§ **Task goal**: Extract each row below that contains the string "count", treating uppercase and lowercase as distinct, and copy those rows in full.

§ **Input material**:
=======

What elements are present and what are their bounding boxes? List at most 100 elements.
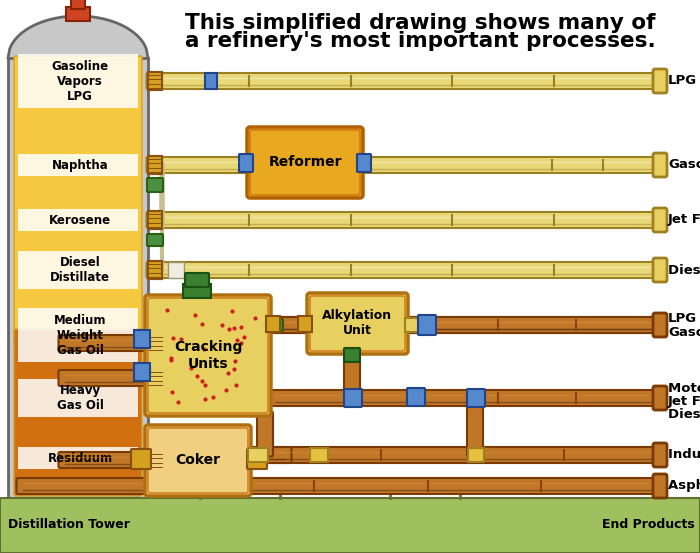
FancyBboxPatch shape (269, 390, 662, 406)
Text: Diesel Fuel: Diesel Fuel (668, 408, 700, 420)
FancyBboxPatch shape (653, 258, 667, 282)
Bar (148, 211, 162, 229)
Text: Coker: Coker (176, 453, 220, 467)
FancyBboxPatch shape (247, 127, 363, 198)
Text: Industrial Fuel: Industrial Fuel (668, 448, 700, 462)
FancyBboxPatch shape (146, 262, 662, 278)
Text: Alkylation
Unit: Alkylation Unit (323, 310, 393, 337)
Bar (148, 72, 162, 90)
Text: Kerosene: Kerosene (49, 213, 111, 227)
Bar (18, 308, 138, 362)
Bar (405, 318, 419, 332)
FancyBboxPatch shape (467, 389, 485, 407)
Bar (183, 284, 211, 298)
FancyBboxPatch shape (653, 69, 667, 93)
Bar (248, 448, 268, 462)
Bar (18, 447, 138, 469)
Text: Cracking
Units: Cracking Units (174, 341, 242, 371)
Bar (205, 73, 217, 89)
FancyBboxPatch shape (307, 293, 408, 354)
Text: LPG: LPG (668, 312, 697, 326)
Bar (148, 334, 162, 352)
Text: Residuum: Residuum (48, 451, 113, 465)
Bar (18, 379, 138, 417)
FancyBboxPatch shape (344, 349, 360, 399)
Bar (298, 316, 312, 332)
FancyBboxPatch shape (407, 388, 425, 406)
Polygon shape (8, 16, 148, 58)
FancyBboxPatch shape (146, 73, 662, 89)
Bar (134, 363, 150, 381)
FancyBboxPatch shape (418, 315, 436, 335)
FancyBboxPatch shape (653, 313, 667, 337)
Bar (148, 261, 162, 279)
FancyBboxPatch shape (218, 447, 662, 463)
Text: Gasoline: Gasoline (668, 159, 700, 171)
FancyBboxPatch shape (653, 153, 667, 177)
Text: a refinery's most important processes.: a refinery's most important processes. (185, 31, 655, 51)
FancyBboxPatch shape (653, 386, 667, 410)
Text: Reformer: Reformer (268, 155, 342, 170)
Text: Gasoline
Vapors
LPG: Gasoline Vapors LPG (51, 60, 108, 102)
Text: Motor Gasoline: Motor Gasoline (668, 382, 700, 394)
FancyBboxPatch shape (246, 447, 291, 463)
Text: End Products: End Products (602, 519, 695, 531)
Text: LPG: LPG (668, 75, 697, 87)
FancyBboxPatch shape (146, 212, 662, 228)
Bar (18, 54, 138, 108)
FancyBboxPatch shape (146, 157, 662, 173)
FancyBboxPatch shape (131, 449, 151, 469)
FancyBboxPatch shape (344, 389, 362, 407)
Text: Medium
Weight
Gas Oil: Medium Weight Gas Oil (54, 314, 106, 357)
FancyBboxPatch shape (239, 154, 253, 172)
FancyBboxPatch shape (269, 317, 662, 333)
Bar (468, 448, 484, 462)
Text: This simplified drawing shows many of: This simplified drawing shows many of (185, 13, 655, 33)
FancyBboxPatch shape (147, 178, 163, 192)
Bar (18, 209, 138, 231)
Bar (266, 316, 280, 332)
Bar (148, 451, 162, 469)
FancyBboxPatch shape (14, 329, 142, 496)
Bar (18, 251, 138, 289)
Bar (66, 7, 90, 21)
FancyBboxPatch shape (59, 452, 150, 468)
Text: Distillation Tower: Distillation Tower (8, 519, 130, 531)
FancyBboxPatch shape (17, 478, 661, 494)
Bar (148, 451, 162, 469)
Text: Jet Fuel: Jet Fuel (668, 394, 700, 408)
Bar (0, 498, 700, 553)
Bar (18, 154, 138, 176)
FancyBboxPatch shape (59, 335, 151, 351)
Bar (148, 261, 162, 279)
Bar (148, 211, 162, 229)
Text: Diesel Fuel: Diesel Fuel (668, 263, 700, 276)
Bar (148, 156, 162, 174)
Bar (148, 156, 162, 174)
FancyBboxPatch shape (257, 411, 273, 456)
FancyBboxPatch shape (467, 397, 483, 456)
Bar (148, 369, 162, 387)
FancyBboxPatch shape (267, 317, 314, 333)
FancyBboxPatch shape (269, 319, 283, 331)
FancyBboxPatch shape (653, 208, 667, 232)
Text: Diesel
Distillate: Diesel Distillate (50, 256, 110, 284)
Text: Gasoline: Gasoline (668, 326, 700, 340)
Text: Heavy
Gas Oil: Heavy Gas Oil (57, 384, 104, 412)
FancyBboxPatch shape (344, 348, 360, 362)
FancyBboxPatch shape (14, 56, 142, 346)
FancyBboxPatch shape (247, 449, 267, 469)
Bar (168, 262, 184, 278)
Bar (8, 58, 148, 498)
FancyBboxPatch shape (653, 474, 667, 498)
Bar (134, 330, 150, 348)
FancyBboxPatch shape (357, 154, 371, 172)
FancyBboxPatch shape (145, 425, 251, 496)
Bar (310, 448, 328, 462)
FancyBboxPatch shape (403, 317, 662, 333)
Bar (71, 0, 85, 9)
Text: Naphtha: Naphtha (52, 159, 108, 171)
FancyBboxPatch shape (145, 295, 271, 416)
FancyBboxPatch shape (147, 234, 163, 246)
Text: Jet Fuel: Jet Fuel (668, 213, 700, 227)
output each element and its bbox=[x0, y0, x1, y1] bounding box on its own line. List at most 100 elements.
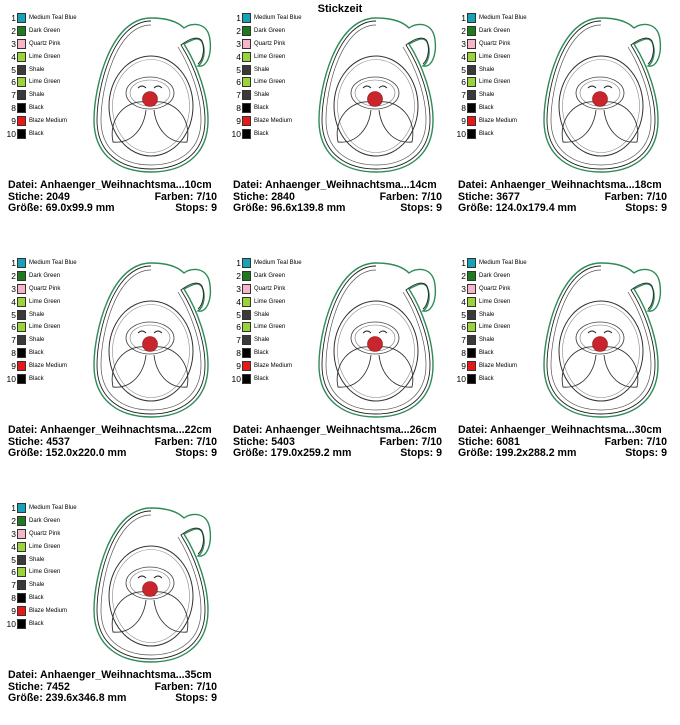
color-swatch bbox=[242, 38, 251, 49]
legend-color-name: Blaze Medium bbox=[29, 607, 68, 614]
legend-number: 2 bbox=[11, 271, 16, 282]
color-swatch bbox=[17, 335, 26, 346]
color-swatch bbox=[242, 283, 251, 294]
legend-item: 5 Shale bbox=[4, 308, 77, 321]
legend-item: 1 Medium Teal Blue bbox=[229, 257, 302, 270]
legend-item: 10 Black bbox=[229, 127, 302, 140]
legend-number: 5 bbox=[11, 554, 16, 565]
legend-item: 10 Black bbox=[454, 127, 527, 140]
color-swatch bbox=[242, 335, 251, 346]
legend-item: 4 Lime Green bbox=[454, 50, 527, 63]
legend-color-name: Lime Green bbox=[479, 79, 511, 86]
color-legend: 1 Medium Teal Blue 2 Dark Green 3 Quartz Pink… bbox=[454, 12, 527, 140]
design-card: 1 Medium Teal Blue 2 Dark Green 3 Quartz Pink… bbox=[0, 0, 224, 235]
color-count: Farben: 7/10 bbox=[604, 435, 667, 448]
design-size: Größe: 179.0x259.2 mm bbox=[233, 447, 352, 460]
color-swatch bbox=[17, 115, 26, 126]
embroidery-design-preview bbox=[318, 17, 437, 173]
stitch-count: Stiche: 6081 bbox=[458, 435, 520, 448]
legend-item: 8 Black bbox=[229, 102, 302, 115]
legend-number: 4 bbox=[236, 51, 241, 62]
legend-item: 7 Shale bbox=[454, 89, 527, 102]
color-swatch bbox=[17, 128, 26, 139]
legend-color-name: Dark Green bbox=[29, 518, 61, 525]
legend-number: 3 bbox=[11, 528, 16, 539]
color-swatch bbox=[17, 102, 26, 113]
legend-color-name: Shale bbox=[254, 92, 270, 99]
legend-item: 8 Black bbox=[4, 347, 77, 360]
legend-number: 5 bbox=[236, 64, 241, 75]
color-swatch bbox=[467, 373, 476, 384]
legend-number: 8 bbox=[461, 102, 466, 113]
color-swatch bbox=[242, 13, 251, 24]
legend-color-name: Shale bbox=[479, 337, 495, 344]
legend-color-name: Black bbox=[29, 104, 44, 111]
color-swatch bbox=[17, 503, 26, 514]
legend-item: 6 Lime Green bbox=[454, 76, 527, 89]
legend-item: 6 Lime Green bbox=[229, 321, 302, 334]
design-info: Datei: Anhaenger_Weihnachtsma...10cm Sti… bbox=[8, 179, 217, 215]
legend-color-name: Dark Green bbox=[254, 28, 286, 35]
stitch-count: Stiche: 7452 bbox=[8, 680, 70, 693]
legend-color-name: Black bbox=[29, 349, 44, 356]
color-swatch bbox=[17, 360, 26, 371]
legend-number: 10 bbox=[6, 618, 16, 629]
legend-number: 5 bbox=[461, 309, 466, 320]
legend-color-name: Lime Green bbox=[254, 79, 286, 86]
legend-item: 5 Shale bbox=[4, 553, 77, 566]
stitch-count: Stiche: 2049 bbox=[8, 190, 70, 203]
legend-item: 10 Black bbox=[4, 372, 77, 385]
legend-number: 2 bbox=[236, 26, 241, 37]
legend-number: 4 bbox=[11, 296, 16, 307]
legend-item: 3 Quartz Pink bbox=[229, 38, 302, 51]
color-swatch bbox=[242, 77, 251, 88]
color-swatch bbox=[467, 258, 476, 269]
legend-number: 6 bbox=[236, 322, 241, 333]
legend-number: 5 bbox=[461, 64, 466, 75]
embroidery-design-preview bbox=[543, 262, 662, 418]
color-swatch bbox=[17, 567, 26, 578]
color-swatch bbox=[467, 77, 476, 88]
color-swatch bbox=[242, 296, 251, 307]
color-swatch bbox=[242, 309, 251, 320]
legend-color-name: Shale bbox=[254, 66, 270, 73]
color-swatch bbox=[17, 90, 26, 101]
legend-item: 9 Blaze Medium bbox=[4, 114, 77, 127]
legend-item: 4 Lime Green bbox=[4, 295, 77, 308]
legend-number: 9 bbox=[236, 115, 241, 126]
color-swatch bbox=[17, 38, 26, 49]
legend-number: 10 bbox=[456, 128, 466, 139]
design-card: 1 Medium Teal Blue 2 Dark Green 3 Quartz Pink… bbox=[0, 245, 224, 480]
design-info: Datei: Anhaenger_Weihnachtsma...14cm Sti… bbox=[233, 179, 442, 215]
legend-number: 9 bbox=[461, 360, 466, 371]
embroidery-design-preview bbox=[318, 262, 437, 418]
legend-color-name: Shale bbox=[29, 92, 45, 99]
legend-number: 2 bbox=[11, 26, 16, 37]
color-legend: 1 Medium Teal Blue 2 Dark Green 3 Quartz Pink… bbox=[454, 257, 527, 385]
legend-number: 3 bbox=[236, 283, 241, 294]
design-info: Datei: Anhaenger_Weihnachtsma...30cm Sti… bbox=[458, 424, 667, 460]
legend-item: 3 Quartz Pink bbox=[4, 528, 77, 541]
legend-color-name: Black bbox=[254, 130, 269, 137]
legend-number: 8 bbox=[461, 347, 466, 358]
legend-item: 2 Dark Green bbox=[229, 270, 302, 283]
color-swatch bbox=[17, 283, 26, 294]
design-info: Datei: Anhaenger_Weihnachtsma...26cm Sti… bbox=[233, 424, 442, 460]
color-swatch bbox=[242, 373, 251, 384]
legend-item: 4 Lime Green bbox=[4, 540, 77, 553]
design-card: 1 Medium Teal Blue 2 Dark Green 3 Quartz Pink… bbox=[450, 0, 674, 235]
design-info: Datei: Anhaenger_Weihnachtsma...18cm Sti… bbox=[458, 179, 667, 215]
file-name: Datei: Anhaenger_Weihnachtsma...18cm bbox=[458, 179, 662, 191]
legend-item: 5 Shale bbox=[454, 308, 527, 321]
legend-item: 2 Dark Green bbox=[454, 25, 527, 38]
legend-item: 9 Blaze Medium bbox=[229, 359, 302, 372]
legend-number: 8 bbox=[236, 347, 241, 358]
color-swatch bbox=[242, 64, 251, 75]
legend-number: 7 bbox=[11, 90, 16, 101]
stop-count: Stops: 9 bbox=[400, 447, 442, 460]
legend-number: 3 bbox=[461, 38, 466, 49]
legend-color-name: Quartz Pink bbox=[29, 530, 61, 537]
legend-color-name: Lime Green bbox=[254, 324, 286, 331]
color-swatch bbox=[467, 360, 476, 371]
embroidery-design-preview bbox=[543, 17, 662, 173]
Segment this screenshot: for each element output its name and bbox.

=======

§ **Right answer**:
color-count: Farben: 7/10 bbox=[604, 435, 667, 448]
stitch-count: Stiche: 6081 bbox=[458, 435, 520, 448]
stitch-count: Stiche: 7452 bbox=[8, 680, 70, 693]
stitch-count: Stiche: 2049 bbox=[8, 190, 70, 203]
stop-count: Stops: 9 bbox=[400, 447, 442, 460]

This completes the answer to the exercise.